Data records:
[START]
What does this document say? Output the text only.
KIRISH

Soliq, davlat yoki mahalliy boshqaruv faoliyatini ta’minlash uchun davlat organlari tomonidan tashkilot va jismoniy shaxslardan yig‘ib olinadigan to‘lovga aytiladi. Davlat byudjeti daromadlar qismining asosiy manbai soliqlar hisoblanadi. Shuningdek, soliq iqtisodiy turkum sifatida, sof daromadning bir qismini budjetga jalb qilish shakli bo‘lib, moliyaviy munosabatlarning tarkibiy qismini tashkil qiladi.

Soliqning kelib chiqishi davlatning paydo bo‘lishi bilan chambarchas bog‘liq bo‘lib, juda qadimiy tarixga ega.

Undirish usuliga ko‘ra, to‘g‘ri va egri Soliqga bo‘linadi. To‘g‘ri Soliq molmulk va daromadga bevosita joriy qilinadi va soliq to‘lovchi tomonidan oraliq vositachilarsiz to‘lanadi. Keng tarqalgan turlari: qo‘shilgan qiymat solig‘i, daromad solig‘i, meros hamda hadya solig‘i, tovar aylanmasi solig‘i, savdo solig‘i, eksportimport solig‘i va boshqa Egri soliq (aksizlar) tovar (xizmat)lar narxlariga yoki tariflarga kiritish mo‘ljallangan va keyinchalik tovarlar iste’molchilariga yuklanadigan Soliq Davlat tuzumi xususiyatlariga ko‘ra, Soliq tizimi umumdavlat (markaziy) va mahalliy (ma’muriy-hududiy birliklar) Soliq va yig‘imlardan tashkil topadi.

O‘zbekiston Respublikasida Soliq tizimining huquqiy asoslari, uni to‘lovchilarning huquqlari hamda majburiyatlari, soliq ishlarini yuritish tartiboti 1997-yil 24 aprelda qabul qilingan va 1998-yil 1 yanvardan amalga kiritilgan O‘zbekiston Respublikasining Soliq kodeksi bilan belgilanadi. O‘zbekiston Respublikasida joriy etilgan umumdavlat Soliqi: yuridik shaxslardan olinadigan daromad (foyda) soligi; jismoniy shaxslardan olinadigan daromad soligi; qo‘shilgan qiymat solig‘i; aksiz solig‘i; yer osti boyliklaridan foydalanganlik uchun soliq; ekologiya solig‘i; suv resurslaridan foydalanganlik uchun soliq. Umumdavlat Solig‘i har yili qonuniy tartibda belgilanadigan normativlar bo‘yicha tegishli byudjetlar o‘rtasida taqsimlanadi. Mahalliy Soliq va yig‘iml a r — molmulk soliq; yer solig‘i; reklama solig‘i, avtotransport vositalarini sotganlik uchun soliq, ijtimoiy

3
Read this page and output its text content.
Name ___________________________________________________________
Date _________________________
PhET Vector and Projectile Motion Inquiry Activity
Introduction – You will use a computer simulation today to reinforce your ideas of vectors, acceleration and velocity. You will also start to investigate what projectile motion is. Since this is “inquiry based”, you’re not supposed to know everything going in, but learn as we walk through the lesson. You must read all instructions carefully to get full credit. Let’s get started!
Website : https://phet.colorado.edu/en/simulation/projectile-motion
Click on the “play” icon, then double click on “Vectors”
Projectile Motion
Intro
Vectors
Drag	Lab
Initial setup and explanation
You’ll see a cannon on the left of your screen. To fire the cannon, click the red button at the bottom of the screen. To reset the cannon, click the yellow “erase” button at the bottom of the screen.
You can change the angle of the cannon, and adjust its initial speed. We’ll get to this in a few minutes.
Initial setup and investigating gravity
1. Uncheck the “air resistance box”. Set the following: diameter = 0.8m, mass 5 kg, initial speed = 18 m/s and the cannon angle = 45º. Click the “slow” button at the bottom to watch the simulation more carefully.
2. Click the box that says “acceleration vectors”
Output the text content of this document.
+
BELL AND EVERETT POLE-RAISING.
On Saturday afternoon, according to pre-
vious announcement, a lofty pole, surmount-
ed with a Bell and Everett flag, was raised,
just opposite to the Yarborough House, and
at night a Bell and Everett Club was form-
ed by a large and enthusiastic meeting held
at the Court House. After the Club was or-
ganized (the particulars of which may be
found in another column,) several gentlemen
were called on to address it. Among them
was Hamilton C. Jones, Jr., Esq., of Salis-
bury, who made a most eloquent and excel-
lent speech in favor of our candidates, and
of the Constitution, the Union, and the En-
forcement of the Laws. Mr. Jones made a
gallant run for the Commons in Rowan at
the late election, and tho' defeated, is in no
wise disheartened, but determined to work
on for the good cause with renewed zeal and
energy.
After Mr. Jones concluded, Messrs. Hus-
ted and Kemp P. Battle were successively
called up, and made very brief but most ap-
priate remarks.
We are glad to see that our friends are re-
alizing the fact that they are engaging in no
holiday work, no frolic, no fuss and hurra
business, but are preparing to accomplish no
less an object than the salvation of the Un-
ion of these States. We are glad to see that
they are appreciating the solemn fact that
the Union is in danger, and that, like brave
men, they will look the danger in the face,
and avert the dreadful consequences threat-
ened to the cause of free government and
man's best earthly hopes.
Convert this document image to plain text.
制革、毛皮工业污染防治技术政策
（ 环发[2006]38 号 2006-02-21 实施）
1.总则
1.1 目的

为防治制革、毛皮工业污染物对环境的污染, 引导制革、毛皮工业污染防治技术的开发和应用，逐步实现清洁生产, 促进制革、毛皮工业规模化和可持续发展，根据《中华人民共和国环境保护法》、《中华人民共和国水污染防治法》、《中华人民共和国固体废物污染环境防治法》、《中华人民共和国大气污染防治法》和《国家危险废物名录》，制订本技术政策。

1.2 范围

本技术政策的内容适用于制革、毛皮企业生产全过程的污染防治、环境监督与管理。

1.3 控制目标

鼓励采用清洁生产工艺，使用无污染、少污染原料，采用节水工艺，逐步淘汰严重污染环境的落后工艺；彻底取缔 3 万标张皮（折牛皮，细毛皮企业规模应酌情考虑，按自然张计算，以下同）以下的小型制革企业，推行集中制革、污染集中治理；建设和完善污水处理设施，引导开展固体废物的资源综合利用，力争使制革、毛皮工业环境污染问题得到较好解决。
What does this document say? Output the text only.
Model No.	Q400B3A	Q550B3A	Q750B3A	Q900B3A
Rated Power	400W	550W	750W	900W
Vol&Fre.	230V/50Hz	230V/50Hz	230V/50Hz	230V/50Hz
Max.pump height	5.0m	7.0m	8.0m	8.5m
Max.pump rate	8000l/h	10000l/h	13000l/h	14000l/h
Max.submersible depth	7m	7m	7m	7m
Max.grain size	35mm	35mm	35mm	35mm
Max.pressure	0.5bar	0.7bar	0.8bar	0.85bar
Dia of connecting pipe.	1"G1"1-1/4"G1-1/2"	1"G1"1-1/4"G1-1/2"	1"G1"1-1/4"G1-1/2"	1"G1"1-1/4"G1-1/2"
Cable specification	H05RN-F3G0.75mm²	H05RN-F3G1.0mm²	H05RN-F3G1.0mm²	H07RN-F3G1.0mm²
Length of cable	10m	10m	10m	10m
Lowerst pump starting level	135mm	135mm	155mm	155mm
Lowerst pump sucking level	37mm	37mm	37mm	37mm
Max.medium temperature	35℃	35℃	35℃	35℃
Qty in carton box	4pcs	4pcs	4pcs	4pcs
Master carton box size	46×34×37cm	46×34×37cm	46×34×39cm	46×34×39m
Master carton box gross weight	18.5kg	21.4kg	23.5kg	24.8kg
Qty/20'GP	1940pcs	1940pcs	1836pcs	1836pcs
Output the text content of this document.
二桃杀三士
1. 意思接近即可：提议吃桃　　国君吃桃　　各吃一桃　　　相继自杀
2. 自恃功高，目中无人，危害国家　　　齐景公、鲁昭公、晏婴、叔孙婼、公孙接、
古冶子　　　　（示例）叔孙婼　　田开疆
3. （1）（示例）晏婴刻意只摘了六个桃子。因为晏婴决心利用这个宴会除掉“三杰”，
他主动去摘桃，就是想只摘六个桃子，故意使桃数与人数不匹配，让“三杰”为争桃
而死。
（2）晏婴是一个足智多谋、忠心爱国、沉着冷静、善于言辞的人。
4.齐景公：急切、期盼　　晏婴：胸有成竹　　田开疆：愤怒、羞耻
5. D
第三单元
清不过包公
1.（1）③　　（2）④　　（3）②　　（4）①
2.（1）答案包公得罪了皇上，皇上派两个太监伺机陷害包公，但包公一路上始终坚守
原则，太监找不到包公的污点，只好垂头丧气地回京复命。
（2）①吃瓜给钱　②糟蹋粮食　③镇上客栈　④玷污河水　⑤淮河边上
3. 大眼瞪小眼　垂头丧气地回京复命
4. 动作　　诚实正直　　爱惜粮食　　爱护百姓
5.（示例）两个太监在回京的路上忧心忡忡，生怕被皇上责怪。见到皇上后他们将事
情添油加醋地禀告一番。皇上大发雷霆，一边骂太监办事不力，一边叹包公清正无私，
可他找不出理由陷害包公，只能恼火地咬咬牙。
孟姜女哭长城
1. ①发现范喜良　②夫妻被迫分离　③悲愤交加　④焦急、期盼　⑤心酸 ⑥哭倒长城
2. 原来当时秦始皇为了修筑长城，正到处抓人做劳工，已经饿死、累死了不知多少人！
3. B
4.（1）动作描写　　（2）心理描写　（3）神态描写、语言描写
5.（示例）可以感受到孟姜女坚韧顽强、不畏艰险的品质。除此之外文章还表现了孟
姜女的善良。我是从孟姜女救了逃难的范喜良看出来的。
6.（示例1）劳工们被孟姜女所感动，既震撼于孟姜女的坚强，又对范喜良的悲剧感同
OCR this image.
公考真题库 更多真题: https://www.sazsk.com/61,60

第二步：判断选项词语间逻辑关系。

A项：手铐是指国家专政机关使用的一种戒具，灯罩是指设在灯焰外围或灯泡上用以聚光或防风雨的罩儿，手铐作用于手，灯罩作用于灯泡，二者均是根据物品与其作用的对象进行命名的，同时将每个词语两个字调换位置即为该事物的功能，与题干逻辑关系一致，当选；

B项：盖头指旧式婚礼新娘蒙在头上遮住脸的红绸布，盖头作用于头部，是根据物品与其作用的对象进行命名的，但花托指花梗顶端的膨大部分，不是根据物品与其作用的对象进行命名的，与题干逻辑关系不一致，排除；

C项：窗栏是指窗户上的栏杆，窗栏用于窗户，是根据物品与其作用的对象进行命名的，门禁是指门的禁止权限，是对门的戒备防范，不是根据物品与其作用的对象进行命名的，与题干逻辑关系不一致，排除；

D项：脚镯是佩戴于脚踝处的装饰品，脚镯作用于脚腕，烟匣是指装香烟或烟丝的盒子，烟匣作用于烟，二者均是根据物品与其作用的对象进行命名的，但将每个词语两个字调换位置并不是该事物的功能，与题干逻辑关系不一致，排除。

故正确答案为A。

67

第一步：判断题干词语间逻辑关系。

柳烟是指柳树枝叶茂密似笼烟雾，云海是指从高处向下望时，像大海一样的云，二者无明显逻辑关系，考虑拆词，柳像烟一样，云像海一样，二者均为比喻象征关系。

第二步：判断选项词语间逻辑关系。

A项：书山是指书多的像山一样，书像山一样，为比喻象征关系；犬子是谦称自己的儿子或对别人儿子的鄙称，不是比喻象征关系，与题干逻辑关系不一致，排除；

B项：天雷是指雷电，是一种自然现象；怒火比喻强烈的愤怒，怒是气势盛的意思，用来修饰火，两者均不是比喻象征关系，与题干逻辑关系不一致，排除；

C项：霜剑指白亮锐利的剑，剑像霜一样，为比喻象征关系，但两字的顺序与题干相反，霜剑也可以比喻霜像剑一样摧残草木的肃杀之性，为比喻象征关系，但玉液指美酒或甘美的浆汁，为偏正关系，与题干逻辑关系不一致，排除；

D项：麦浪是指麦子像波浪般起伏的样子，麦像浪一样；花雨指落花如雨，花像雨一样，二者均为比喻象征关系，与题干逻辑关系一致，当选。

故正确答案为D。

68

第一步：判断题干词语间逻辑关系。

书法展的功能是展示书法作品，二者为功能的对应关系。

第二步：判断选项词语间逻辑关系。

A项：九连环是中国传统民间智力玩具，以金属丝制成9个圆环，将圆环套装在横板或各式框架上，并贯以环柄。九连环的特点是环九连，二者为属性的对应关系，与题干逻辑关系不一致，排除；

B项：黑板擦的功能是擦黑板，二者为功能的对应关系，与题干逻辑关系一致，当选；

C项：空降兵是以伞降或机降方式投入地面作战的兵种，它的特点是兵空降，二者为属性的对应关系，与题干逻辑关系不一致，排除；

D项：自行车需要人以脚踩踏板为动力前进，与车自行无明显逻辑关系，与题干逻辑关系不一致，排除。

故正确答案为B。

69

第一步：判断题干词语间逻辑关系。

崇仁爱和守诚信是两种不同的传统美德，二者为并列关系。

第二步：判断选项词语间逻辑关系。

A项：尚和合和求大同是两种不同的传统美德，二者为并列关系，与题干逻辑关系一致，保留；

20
[END]
Report how many lines above hold the string "uchun", giving nothing but the number.

2